======== Passage to read ========

**gmx sham** makes multi-dimensional free-energy, enthalpy and entropy plots. **gmx sham** reads one or more **.xvg** files and analyzes data sets. The basic purpose of **gmx sham** is to plot Gibbs free energy landscapes (option **-ls**) by Bolzmann inverting multi-dimensional histograms (option **-lp**), but it can also make enthalpy (option **-lsh**) and entropy (option **-lss**) plots. The histograms can be made for any quantities the user supplies. A line in the input file may start with a time (see option **-time**) and any number of *y*-values may follow. Multiple sets can also be read when they are separated by & (option **-n**), in this case only one *y*-value is read from each line. All lines starting with and @ are skipped.
Option **-ge** can be used to supply a file with free energies when the ensemble is not a Boltzmann ensemble, but needs to be biased by this free energy. One free energy value is required for each (multi-dimensional) data point in the **-f** input.

Option **-ene** can be used to supply a file with energies. These energies are used as a weighting function in the single histogram analysis method by Kumar et al. When temperatures are supplied (as a second column in the file), an experimental weighting scheme is applied. In addition the vales are used for making enthalpy and entropy plots.

======== Information supplied ========

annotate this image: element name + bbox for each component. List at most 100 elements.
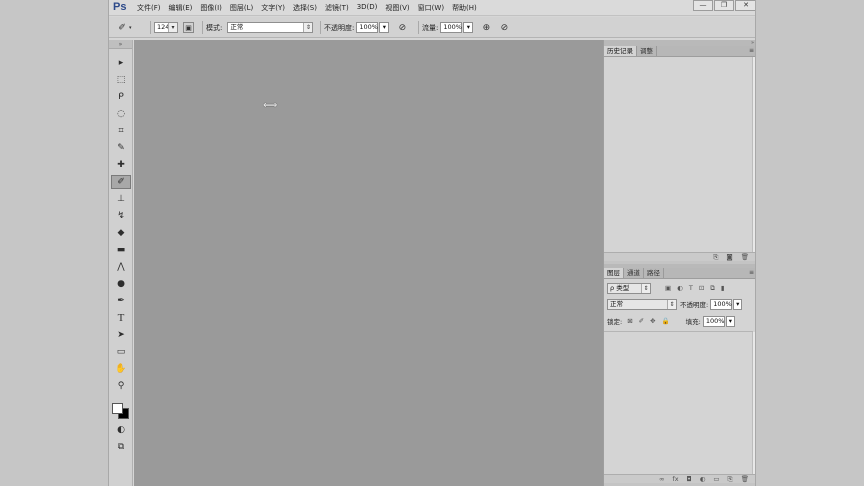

========
======== Information supplied ========

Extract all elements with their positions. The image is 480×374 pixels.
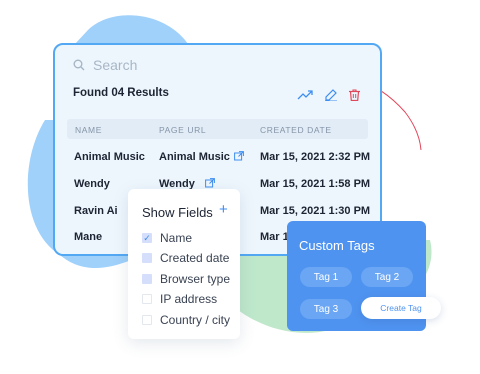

========

**To be done**.
1. Translate this sentence from the gmx sham documentation into Spanish: "One free energy value is required for each (multi-dimensional) data point in the -f input."
2. Carry on writing the gmx sham documentation, starting right after its final sentence.
The entries come from a separate source unrelated to the gmx sham documentation.

**Answers for the exercise**.
1. Se requiere un valor de energía libre para cada punto de datos (multidimensional) en la entrada -f.

2.
With option **-dim**, dimensions can be gives for distances. When a distance is 2- or 3-dimensional, the circumference or surface sampled by two particles increases with increasing distance. Depending on what one would like to show, one can choose to correct the histogram and free-energy for this volume effect. The probability is normalized by r and r2 for dimensions of 2 and 3, respectively. A value of -1 is used to indicate an angle in degrees between two vectors: a sin(angle) normalization will be applied. **Note** that for angles between vectors the inner-product or cosine is the natural quantity to use, as it will produce bins of the same volume.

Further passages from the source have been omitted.